WORK TO COMPLETE: Write out the data again in full, keeping every character the same.

DATA SHOWN:
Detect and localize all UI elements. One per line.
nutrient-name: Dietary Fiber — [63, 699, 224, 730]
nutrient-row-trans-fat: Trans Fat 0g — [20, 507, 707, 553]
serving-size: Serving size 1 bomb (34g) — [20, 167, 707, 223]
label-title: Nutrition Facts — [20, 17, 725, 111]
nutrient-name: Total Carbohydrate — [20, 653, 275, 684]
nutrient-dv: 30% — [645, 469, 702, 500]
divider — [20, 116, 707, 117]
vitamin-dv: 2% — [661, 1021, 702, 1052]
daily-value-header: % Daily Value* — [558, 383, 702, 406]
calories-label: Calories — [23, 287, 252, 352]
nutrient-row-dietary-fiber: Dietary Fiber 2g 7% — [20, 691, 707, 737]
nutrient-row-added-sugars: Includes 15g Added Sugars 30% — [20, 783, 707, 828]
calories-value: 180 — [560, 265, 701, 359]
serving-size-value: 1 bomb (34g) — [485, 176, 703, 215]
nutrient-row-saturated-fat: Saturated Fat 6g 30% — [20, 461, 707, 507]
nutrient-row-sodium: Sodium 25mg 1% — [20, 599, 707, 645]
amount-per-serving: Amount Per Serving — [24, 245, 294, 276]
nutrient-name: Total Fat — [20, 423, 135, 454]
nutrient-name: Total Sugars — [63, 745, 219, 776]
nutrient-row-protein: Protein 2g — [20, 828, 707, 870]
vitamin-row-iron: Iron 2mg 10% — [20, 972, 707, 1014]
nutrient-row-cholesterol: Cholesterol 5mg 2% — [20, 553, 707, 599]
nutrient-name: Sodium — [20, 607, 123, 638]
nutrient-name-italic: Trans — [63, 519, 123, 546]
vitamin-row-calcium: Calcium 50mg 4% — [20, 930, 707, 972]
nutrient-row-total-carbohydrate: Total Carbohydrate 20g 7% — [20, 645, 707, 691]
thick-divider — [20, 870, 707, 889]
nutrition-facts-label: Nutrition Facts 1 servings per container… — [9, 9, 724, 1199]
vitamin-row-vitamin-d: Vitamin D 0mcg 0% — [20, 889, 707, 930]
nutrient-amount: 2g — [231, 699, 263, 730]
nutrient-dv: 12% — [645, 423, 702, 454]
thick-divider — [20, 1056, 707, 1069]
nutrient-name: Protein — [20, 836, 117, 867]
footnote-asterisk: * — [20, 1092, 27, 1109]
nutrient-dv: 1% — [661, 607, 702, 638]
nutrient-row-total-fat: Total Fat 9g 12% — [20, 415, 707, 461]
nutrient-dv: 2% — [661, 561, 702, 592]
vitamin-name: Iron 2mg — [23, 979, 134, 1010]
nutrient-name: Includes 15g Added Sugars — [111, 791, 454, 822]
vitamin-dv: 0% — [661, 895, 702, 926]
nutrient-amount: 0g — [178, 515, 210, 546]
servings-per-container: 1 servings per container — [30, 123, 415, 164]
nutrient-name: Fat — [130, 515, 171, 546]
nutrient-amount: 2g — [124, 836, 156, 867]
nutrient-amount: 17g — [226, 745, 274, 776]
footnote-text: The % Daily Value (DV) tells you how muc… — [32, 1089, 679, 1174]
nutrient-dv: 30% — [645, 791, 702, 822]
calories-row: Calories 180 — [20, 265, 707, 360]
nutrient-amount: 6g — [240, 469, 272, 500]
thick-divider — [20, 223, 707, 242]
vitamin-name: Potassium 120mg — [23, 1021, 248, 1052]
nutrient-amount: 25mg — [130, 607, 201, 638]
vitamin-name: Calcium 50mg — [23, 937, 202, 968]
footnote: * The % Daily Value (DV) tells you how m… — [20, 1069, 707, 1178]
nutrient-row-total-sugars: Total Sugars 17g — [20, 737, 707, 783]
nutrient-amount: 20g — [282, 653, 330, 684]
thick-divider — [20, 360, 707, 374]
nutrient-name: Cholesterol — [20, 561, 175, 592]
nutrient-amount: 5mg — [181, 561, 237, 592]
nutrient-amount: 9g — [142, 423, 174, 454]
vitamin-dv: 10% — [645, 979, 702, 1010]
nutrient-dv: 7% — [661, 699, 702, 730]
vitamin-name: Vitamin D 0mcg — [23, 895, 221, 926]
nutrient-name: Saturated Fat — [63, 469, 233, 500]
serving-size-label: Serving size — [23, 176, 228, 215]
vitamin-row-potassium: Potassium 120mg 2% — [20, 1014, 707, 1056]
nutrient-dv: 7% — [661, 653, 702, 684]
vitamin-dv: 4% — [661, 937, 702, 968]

EXERCISE OUTPUT:
Detect and localize all UI elements. One per line.
nutrient-name: Dietary Fiber — [63, 699, 224, 730]
nutrient-row-trans-fat: Trans Fat 0g — [20, 507, 707, 553]
serving-size: Serving size 1 bomb (34g) — [20, 167, 707, 223]
label-title: Nutrition Facts — [20, 17, 725, 111]
nutrient-name: Total Carbohydrate — [20, 653, 275, 684]
nutrient-dv: 30% — [645, 469, 702, 500]
divider — [20, 116, 707, 117]
vitamin-dv: 2% — [661, 1021, 702, 1052]
daily-value-header: % Daily Value* — [558, 383, 702, 406]
calories-label: Calories — [23, 287, 252, 352]
nutrient-row-dietary-fiber: Dietary Fiber 2g 7% — [20, 691, 707, 737]
nutrient-row-added-sugars: Includes 15g Added Sugars 30% — [20, 783, 707, 828]
calories-value: 180 — [560, 265, 701, 359]
serving-size-value: 1 bomb (34g) — [485, 176, 703, 215]
nutrient-row-saturated-fat: Saturated Fat 6g 30% — [20, 461, 707, 507]
nutrient-row-sodium: Sodium 25mg 1% — [20, 599, 707, 645]
amount-per-serving: Amount Per Serving — [24, 245, 294, 276]
nutrient-name: Total Fat — [20, 423, 135, 454]
nutrient-name: Total Sugars — [63, 745, 219, 776]
nutrient-row-protein: Protein 2g — [20, 828, 707, 870]
vitamin-row-iron: Iron 2mg 10% — [20, 972, 707, 1014]
nutrient-row-cholesterol: Cholesterol 5mg 2% — [20, 553, 707, 599]
nutrient-name: Sodium — [20, 607, 123, 638]
nutrient-name-italic: Trans — [63, 519, 123, 546]
vitamin-row-calcium: Calcium 50mg 4% — [20, 930, 707, 972]
nutrient-row-total-carbohydrate: Total Carbohydrate 20g 7% — [20, 645, 707, 691]
thick-divider — [20, 870, 707, 889]
nutrition-facts-label: Nutrition Facts 1 servings per container… — [9, 9, 724, 1199]
vitamin-row-vitamin-d: Vitamin D 0mcg 0% — [20, 889, 707, 930]
nutrient-amount: 2g — [231, 699, 263, 730]
nutrient-dv: 12% — [645, 423, 702, 454]
thick-divider — [20, 1056, 707, 1069]
nutrient-name: Protein — [20, 836, 117, 867]
footnote-asterisk: * — [20, 1092, 27, 1109]
nutrient-dv: 1% — [661, 607, 702, 638]
nutrient-row-total-fat: Total Fat 9g 12% — [20, 415, 707, 461]
nutrient-dv: 2% — [661, 561, 702, 592]
vitamin-name: Iron 2mg — [23, 979, 134, 1010]
nutrient-name: Includes 15g Added Sugars — [111, 791, 454, 822]
vitamin-dv: 0% — [661, 895, 702, 926]
nutrient-amount: 0g — [178, 515, 210, 546]
servings-per-container: 1 servings per container — [30, 123, 415, 164]
nutrient-name: Fat — [130, 515, 171, 546]
nutrient-amount: 2g — [124, 836, 156, 867]
nutrient-amount: 17g — [226, 745, 274, 776]
footnote-text: The % Daily Value (DV) tells you how muc… — [32, 1089, 679, 1174]
nutrient-dv: 30% — [645, 791, 702, 822]
calories-row: Calories 180 — [20, 265, 707, 360]
nutrient-amount: 6g — [240, 469, 272, 500]
thick-divider — [20, 223, 707, 242]
vitamin-name: Potassium 120mg — [23, 1021, 248, 1052]
nutrient-amount: 25mg — [130, 607, 201, 638]
vitamin-name: Calcium 50mg — [23, 937, 202, 968]
footnote: * The % Daily Value (DV) tells you how m… — [20, 1069, 707, 1178]
nutrient-row-total-sugars: Total Sugars 17g — [20, 737, 707, 783]
nutrient-amount: 20g — [282, 653, 330, 684]
thick-divider — [20, 360, 707, 374]
nutrient-name: Cholesterol — [20, 561, 175, 592]
nutrient-amount: 5mg — [181, 561, 237, 592]
nutrient-amount: 9g — [142, 423, 174, 454]
vitamin-dv: 10% — [645, 979, 702, 1010]
nutrient-dv: 7% — [661, 699, 702, 730]
vitamin-name: Vitamin D 0mcg — [23, 895, 221, 926]
nutrient-name: Saturated Fat — [63, 469, 233, 500]
serving-size-label: Serving size — [23, 176, 228, 215]
vitamin-row-potassium: Potassium 120mg 2% — [20, 1014, 707, 1056]
nutrient-dv: 7% — [661, 653, 702, 684]
vitamin-dv: 4% — [661, 937, 702, 968]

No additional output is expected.